[DATASET EXTRACT]
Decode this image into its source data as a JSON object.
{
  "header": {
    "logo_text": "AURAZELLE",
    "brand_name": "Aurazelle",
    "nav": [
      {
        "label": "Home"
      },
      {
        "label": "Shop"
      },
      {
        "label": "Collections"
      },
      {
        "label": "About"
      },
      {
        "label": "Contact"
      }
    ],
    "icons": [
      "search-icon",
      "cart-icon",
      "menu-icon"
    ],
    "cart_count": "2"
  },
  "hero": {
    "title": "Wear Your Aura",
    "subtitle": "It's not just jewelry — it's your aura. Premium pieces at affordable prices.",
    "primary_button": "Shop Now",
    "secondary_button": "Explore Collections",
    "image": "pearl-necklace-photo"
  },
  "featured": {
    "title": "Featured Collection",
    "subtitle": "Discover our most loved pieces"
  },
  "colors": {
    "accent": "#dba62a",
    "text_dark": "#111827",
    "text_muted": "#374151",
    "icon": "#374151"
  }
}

[AIM OF THE EXERCISE]
A line counts if it holds the word "image". How many lines of the entries count? Give the number only.

[OUTPUT BELOW]
2